*** Dataset records ***

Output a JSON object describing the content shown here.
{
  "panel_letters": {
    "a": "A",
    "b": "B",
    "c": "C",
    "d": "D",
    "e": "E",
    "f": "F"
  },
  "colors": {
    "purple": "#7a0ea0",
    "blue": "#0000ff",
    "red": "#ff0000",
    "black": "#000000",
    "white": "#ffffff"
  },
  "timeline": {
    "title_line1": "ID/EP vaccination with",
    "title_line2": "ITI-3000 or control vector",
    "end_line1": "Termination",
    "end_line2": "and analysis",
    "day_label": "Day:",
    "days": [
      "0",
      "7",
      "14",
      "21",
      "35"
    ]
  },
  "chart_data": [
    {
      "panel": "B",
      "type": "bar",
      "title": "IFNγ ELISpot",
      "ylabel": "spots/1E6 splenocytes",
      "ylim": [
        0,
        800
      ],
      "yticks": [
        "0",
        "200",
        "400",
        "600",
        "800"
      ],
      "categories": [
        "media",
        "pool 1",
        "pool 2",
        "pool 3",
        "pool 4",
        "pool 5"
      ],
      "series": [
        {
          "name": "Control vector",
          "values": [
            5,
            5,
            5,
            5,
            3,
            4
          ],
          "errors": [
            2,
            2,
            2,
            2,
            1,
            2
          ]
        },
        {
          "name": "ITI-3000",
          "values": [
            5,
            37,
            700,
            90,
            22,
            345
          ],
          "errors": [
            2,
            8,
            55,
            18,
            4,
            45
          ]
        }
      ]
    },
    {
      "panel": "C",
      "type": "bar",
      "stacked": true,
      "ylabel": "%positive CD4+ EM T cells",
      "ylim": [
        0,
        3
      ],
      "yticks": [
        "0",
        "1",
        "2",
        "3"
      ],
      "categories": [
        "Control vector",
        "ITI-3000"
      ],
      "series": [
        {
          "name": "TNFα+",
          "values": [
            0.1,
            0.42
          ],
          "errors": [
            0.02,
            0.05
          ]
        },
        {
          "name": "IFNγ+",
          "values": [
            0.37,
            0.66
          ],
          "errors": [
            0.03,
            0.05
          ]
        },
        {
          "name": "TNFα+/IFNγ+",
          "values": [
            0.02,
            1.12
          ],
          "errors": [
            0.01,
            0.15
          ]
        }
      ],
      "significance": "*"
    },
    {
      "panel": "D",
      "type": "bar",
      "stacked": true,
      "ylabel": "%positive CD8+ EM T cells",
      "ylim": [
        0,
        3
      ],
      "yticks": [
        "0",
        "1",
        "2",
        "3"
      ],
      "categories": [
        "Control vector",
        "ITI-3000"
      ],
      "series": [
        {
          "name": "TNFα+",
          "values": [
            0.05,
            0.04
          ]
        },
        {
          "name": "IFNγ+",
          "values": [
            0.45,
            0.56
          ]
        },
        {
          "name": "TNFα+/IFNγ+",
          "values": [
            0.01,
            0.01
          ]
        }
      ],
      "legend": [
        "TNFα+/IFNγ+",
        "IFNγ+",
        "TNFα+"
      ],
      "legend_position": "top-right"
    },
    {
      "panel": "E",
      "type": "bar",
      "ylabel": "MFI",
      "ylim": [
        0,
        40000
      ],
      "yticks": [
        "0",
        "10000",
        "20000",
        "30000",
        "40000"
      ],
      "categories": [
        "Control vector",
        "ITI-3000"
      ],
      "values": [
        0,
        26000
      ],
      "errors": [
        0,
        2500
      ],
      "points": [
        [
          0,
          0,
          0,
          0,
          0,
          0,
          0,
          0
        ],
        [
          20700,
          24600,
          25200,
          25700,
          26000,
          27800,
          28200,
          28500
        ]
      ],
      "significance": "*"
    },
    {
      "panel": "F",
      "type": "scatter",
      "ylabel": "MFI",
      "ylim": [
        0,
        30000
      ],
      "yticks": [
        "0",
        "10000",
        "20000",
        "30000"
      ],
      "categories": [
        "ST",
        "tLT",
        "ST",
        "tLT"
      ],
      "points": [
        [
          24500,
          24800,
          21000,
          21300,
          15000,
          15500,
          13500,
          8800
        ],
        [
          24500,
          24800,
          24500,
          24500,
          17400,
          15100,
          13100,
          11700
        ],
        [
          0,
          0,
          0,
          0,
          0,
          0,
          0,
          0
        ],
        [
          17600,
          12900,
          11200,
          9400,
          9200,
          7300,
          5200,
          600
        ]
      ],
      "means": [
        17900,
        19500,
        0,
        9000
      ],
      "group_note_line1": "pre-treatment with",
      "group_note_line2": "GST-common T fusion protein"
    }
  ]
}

*** End of Dataset records ***

## Your task
Write the entries out a second time. Match them exactly.

## Task output
Output a JSON object describing the content shown here.
{
  "panel_letters": {
    "a": "A",
    "b": "B",
    "c": "C",
    "d": "D",
    "e": "E",
    "f": "F"
  },
  "colors": {
    "purple": "#7a0ea0",
    "blue": "#0000ff",
    "red": "#ff0000",
    "black": "#000000",
    "white": "#ffffff"
  },
  "timeline": {
    "title_line1": "ID/EP vaccination with",
    "title_line2": "ITI-3000 or control vector",
    "end_line1": "Termination",
    "end_line2": "and analysis",
    "day_label": "Day:",
    "days": [
      "0",
      "7",
      "14",
      "21",
      "35"
    ]
  },
  "chart_data": [
    {
      "panel": "B",
      "type": "bar",
      "title": "IFNγ ELISpot",
      "ylabel": "spots/1E6 splenocytes",
      "ylim": [
        0,
        800
      ],
      "yticks": [
        "0",
        "200",
        "400",
        "600",
        "800"
      ],
      "categories": [
        "media",
        "pool 1",
        "pool 2",
        "pool 3",
        "pool 4",
        "pool 5"
      ],
      "series": [
        {
          "name": "Control vector",
          "values": [
            5,
            5,
            5,
            5,
            3,
            4
          ],
          "errors": [
            2,
            2,
            2,
            2,
            1,
            2
          ]
        },
        {
          "name": "ITI-3000",
          "values": [
            5,
            37,
            700,
            90,
            22,
            345
          ],
          "errors": [
            2,
            8,
            55,
            18,
            4,
            45
          ]
        }
      ]
    },
    {
      "panel": "C",
      "type": "bar",
      "stacked": true,
      "ylabel": "%positive CD4+ EM T cells",
      "ylim": [
        0,
        3
      ],
      "yticks": [
        "0",
        "1",
        "2",
        "3"
      ],
      "categories": [
        "Control vector",
        "ITI-3000"
      ],
      "series": [
        {
          "name": "TNFα+",
          "values": [
            0.1,
            0.42
          ],
          "errors": [
            0.02,
            0.05
          ]
        },
        {
          "name": "IFNγ+",
          "values": [
            0.37,
            0.66
          ],
          "errors": [
            0.03,
            0.05
          ]
        },
        {
          "name": "TNFα+/IFNγ+",
          "values": [
            0.02,
            1.12
          ],
          "errors": [
            0.01,
            0.15
          ]
        }
      ],
      "significance": "*"
    },
    {
      "panel": "D",
      "type": "bar",
      "stacked": true,
      "ylabel": "%positive CD8+ EM T cells",
      "ylim": [
        0,
        3
      ],
      "yticks": [
        "0",
        "1",
        "2",
        "3"
      ],
      "categories": [
        "Control vector",
        "ITI-3000"
      ],
      "series": [
        {
          "name": "TNFα+",
          "values": [
            0.05,
            0.04
          ]
        },
        {
          "name": "IFNγ+",
          "values": [
            0.45,
            0.56
          ]
        },
        {
          "name": "TNFα+/IFNγ+",
          "values": [
            0.01,
            0.01
          ]
        }
      ],
      "legend": [
        "TNFα+/IFNγ+",
        "IFNγ+",
        "TNFα+"
      ],
      "legend_position": "top-right"
    },
    {
      "panel": "E",
      "type": "bar",
      "ylabel": "MFI",
      "ylim": [
        0,
        40000
      ],
      "yticks": [
        "0",
        "10000",
        "20000",
        "30000",
        "40000"
      ],
      "categories": [
        "Control vector",
        "ITI-3000"
      ],
      "values": [
        0,
        26000
      ],
      "errors": [
        0,
        2500
      ],
      "points": [
        [
          0,
          0,
          0,
          0,
          0,
          0,
          0,
          0
        ],
        [
          20700,
          24600,
          25200,
          25700,
          26000,
          27800,
          28200,
          28500
        ]
      ],
      "significance": "*"
    },
    {
      "panel": "F",
      "type": "scatter",
      "ylabel": "MFI",
      "ylim": [
        0,
        30000
      ],
      "yticks": [
        "0",
        "10000",
        "20000",
        "30000"
      ],
      "categories": [
        "ST",
        "tLT",
        "ST",
        "tLT"
      ],
      "points": [
        [
          24500,
          24800,
          21000,
          21300,
          15000,
          15500,
          13500,
          8800
        ],
        [
          24500,
          24800,
          24500,
          24500,
          17400,
          15100,
          13100,
          11700
        ],
        [
          0,
          0,
          0,
          0,
          0,
          0,
          0,
          0
        ],
        [
          17600,
          12900,
          11200,
          9400,
          9200,
          7300,
          5200,
          600
        ]
      ],
      "means": [
        17900,
        19500,
        0,
        9000
      ],
      "group_note_line1": "pre-treatment with",
      "group_note_line2": "GST-common T fusion protein"
    }
  ]
}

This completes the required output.